§ **What is being asked**
Nothing should be left out: output all of the entries exactly.

+--

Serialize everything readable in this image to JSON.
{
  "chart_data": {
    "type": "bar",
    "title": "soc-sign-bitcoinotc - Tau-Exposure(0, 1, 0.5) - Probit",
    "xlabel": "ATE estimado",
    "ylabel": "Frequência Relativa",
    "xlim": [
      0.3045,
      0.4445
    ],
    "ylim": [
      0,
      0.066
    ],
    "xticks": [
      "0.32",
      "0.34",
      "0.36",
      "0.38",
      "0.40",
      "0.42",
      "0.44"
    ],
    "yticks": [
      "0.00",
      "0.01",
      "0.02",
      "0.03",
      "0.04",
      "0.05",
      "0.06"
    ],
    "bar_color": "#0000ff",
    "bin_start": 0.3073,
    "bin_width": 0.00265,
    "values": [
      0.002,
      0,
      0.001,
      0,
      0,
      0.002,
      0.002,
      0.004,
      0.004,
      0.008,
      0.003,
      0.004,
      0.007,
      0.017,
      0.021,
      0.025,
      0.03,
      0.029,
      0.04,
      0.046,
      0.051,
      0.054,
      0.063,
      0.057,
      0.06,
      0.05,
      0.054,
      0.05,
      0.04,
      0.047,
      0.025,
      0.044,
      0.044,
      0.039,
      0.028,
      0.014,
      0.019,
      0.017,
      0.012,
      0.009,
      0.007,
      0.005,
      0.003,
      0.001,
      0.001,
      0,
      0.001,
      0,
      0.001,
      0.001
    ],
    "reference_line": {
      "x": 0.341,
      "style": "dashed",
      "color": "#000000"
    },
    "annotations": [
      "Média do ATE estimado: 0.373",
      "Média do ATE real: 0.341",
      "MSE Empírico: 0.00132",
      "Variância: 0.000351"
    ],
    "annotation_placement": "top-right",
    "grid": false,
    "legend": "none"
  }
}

+--

§ **Full solution**
Serialize everything readable in this image to JSON.
{
  "chart_data": {
    "type": "bar",
    "title": "soc-sign-bitcoinotc - Tau-Exposure(0, 1, 0.5) - Probit",
    "xlabel": "ATE estimado",
    "ylabel": "Frequência Relativa",
    "xlim": [
      0.3045,
      0.4445
    ],
    "ylim": [
      0,
      0.066
    ],
    "xticks": [
      "0.32",
      "0.34",
      "0.36",
      "0.38",
      "0.40",
      "0.42",
      "0.44"
    ],
    "yticks": [
      "0.00",
      "0.01",
      "0.02",
      "0.03",
      "0.04",
      "0.05",
      "0.06"
    ],
    "bar_color": "#0000ff",
    "bin_start": 0.3073,
    "bin_width": 0.00265,
    "values": [
      0.002,
      0,
      0.001,
      0,
      0,
      0.002,
      0.002,
      0.004,
      0.004,
      0.008,
      0.003,
      0.004,
      0.007,
      0.017,
      0.021,
      0.025,
      0.03,
      0.029,
      0.04,
      0.046,
      0.051,
      0.054,
      0.063,
      0.057,
      0.06,
      0.05,
      0.054,
      0.05,
      0.04,
      0.047,
      0.025,
      0.044,
      0.044,
      0.039,
      0.028,
      0.014,
      0.019,
      0.017,
      0.012,
      0.009,
      0.007,
      0.005,
      0.003,
      0.001,
      0.001,
      0,
      0.001,
      0,
      0.001,
      0.001
    ],
    "reference_line": {
      "x": 0.341,
      "style": "dashed",
      "color": "#000000"
    },
    "annotations": [
      "Média do ATE estimado: 0.373",
      "Média do ATE real: 0.341",
      "MSE Empírico: 0.00132",
      "Variância: 0.000351"
    ],
    "annotation_placement": "top-right",
    "grid": false,
    "legend": "none"
  }
}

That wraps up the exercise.